* [Supplied entries]
* * *
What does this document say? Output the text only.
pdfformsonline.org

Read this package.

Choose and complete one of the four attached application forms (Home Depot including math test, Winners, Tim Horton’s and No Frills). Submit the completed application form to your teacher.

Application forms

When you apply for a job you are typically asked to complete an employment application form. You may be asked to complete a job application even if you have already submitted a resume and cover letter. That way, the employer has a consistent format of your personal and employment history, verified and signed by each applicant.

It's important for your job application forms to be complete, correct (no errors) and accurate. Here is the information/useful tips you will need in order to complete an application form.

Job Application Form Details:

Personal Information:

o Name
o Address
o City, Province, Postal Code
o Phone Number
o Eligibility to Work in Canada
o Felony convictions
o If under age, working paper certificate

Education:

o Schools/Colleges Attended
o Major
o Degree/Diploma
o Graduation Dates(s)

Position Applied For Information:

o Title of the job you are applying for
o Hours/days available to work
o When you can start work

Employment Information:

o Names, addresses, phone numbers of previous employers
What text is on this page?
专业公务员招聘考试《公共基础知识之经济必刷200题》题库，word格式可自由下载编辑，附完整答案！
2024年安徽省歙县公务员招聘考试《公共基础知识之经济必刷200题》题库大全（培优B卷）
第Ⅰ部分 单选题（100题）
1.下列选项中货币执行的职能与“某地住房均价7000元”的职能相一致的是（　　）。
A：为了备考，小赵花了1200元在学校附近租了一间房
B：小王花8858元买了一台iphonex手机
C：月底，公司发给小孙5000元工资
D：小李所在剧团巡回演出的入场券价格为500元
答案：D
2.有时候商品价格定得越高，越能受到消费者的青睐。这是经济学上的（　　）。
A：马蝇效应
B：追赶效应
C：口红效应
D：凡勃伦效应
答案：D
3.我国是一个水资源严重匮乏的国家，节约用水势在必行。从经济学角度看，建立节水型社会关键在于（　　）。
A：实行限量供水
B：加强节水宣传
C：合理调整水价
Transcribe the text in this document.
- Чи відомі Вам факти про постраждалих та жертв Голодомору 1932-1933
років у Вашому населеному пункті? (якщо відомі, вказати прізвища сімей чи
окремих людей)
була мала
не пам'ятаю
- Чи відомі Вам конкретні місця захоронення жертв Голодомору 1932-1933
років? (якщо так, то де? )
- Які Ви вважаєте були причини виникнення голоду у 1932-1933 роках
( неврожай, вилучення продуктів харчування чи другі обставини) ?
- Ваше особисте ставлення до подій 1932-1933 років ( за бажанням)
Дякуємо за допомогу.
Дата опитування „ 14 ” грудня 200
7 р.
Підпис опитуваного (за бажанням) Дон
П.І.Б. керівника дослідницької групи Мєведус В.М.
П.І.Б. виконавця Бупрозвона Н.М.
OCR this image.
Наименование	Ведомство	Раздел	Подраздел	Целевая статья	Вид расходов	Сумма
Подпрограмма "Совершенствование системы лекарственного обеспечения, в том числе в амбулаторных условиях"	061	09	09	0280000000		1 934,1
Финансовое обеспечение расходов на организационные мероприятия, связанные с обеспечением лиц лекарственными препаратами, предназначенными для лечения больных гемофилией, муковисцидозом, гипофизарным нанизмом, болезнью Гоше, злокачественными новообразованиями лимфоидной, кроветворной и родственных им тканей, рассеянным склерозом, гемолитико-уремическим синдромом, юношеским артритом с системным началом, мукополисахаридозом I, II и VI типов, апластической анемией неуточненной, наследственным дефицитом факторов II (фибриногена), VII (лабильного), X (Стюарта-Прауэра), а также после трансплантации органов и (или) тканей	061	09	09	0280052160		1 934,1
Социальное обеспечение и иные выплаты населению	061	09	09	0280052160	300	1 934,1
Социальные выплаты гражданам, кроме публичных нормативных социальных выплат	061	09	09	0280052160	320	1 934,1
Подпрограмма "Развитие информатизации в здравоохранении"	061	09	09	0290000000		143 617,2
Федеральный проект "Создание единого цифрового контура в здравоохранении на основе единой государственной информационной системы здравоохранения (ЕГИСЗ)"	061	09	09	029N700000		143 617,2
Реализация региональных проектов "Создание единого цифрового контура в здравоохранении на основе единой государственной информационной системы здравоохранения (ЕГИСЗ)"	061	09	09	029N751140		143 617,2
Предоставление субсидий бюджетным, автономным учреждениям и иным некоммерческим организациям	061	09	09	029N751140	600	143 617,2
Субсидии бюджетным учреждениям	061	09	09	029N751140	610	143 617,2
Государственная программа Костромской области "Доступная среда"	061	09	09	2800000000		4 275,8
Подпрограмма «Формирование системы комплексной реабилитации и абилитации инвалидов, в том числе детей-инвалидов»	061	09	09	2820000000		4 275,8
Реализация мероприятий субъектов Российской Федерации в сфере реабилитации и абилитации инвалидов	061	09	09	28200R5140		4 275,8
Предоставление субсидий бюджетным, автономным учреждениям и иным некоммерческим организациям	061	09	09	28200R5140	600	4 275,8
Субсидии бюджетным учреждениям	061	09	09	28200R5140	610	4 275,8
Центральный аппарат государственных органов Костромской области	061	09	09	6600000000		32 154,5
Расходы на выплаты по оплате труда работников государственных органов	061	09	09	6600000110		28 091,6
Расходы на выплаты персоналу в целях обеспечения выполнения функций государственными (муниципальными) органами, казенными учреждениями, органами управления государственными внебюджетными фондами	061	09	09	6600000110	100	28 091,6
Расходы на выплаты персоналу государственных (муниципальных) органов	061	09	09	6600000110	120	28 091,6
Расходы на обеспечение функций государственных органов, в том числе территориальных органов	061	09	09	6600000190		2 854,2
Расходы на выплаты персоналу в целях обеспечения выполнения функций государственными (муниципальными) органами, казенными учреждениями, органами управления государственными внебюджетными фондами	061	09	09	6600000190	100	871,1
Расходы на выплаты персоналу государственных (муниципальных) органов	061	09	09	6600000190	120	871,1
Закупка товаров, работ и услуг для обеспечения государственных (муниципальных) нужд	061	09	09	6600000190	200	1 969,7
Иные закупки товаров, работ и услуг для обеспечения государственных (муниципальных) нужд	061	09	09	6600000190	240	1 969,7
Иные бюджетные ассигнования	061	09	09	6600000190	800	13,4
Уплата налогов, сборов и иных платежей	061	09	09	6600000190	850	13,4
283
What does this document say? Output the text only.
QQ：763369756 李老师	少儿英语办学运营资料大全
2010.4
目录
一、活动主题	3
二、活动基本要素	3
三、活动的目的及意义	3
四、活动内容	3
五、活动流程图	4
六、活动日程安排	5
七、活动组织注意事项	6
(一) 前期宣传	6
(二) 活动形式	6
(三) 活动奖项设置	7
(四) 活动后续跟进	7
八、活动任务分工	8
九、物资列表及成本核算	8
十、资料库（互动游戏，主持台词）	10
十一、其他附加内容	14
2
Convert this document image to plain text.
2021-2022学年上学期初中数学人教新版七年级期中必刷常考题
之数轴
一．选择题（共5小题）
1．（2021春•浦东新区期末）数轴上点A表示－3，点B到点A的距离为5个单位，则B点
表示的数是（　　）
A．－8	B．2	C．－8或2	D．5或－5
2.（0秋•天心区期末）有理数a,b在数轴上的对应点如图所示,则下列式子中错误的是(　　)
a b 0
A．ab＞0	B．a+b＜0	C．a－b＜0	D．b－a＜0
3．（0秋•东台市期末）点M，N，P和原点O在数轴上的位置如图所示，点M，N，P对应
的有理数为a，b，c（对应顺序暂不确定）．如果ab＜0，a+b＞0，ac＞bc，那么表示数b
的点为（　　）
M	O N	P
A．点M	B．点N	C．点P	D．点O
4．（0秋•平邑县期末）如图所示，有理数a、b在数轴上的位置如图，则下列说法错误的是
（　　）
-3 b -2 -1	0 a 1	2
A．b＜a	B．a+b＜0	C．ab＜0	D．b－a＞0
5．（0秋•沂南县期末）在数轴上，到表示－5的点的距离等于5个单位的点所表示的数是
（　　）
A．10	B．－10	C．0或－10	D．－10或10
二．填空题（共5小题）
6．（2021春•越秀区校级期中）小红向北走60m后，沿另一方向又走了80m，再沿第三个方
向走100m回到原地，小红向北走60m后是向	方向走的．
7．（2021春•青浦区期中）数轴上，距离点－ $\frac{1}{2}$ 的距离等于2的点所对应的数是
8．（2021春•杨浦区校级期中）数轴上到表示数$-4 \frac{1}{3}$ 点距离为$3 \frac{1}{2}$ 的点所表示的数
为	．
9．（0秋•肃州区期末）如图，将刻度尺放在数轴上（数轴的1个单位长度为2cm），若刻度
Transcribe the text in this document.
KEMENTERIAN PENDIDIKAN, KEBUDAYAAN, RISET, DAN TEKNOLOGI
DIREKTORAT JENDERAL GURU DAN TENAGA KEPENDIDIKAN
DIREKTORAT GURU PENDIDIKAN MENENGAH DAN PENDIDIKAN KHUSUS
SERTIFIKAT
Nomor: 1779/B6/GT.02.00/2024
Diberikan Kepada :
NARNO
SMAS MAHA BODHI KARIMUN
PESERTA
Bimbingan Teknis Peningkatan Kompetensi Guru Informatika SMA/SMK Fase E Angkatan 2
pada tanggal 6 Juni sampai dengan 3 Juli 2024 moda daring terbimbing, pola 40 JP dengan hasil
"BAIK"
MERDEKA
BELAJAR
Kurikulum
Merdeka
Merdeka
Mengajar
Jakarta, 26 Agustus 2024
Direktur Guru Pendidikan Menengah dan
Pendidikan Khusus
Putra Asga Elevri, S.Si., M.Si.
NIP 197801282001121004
* * *
* [Job]
From the listing above, copy all lines holding the word "управления".

* [Task solution]
Расходы на выплаты персоналу в целях обеспечения выполнения функций государственными (муниципальными) органами, казенными учреждениями, органами управления государственными внебюджетными фондами	061	09	09	6600000110	100	28 091,6
Расходы на выплаты персоналу в целях обеспечения выполнения функций государственными (муниципальными) органами, казенными учреждениями, органами управления государственными внебюджетными фондами	061	09	09	6600000190	100	871,1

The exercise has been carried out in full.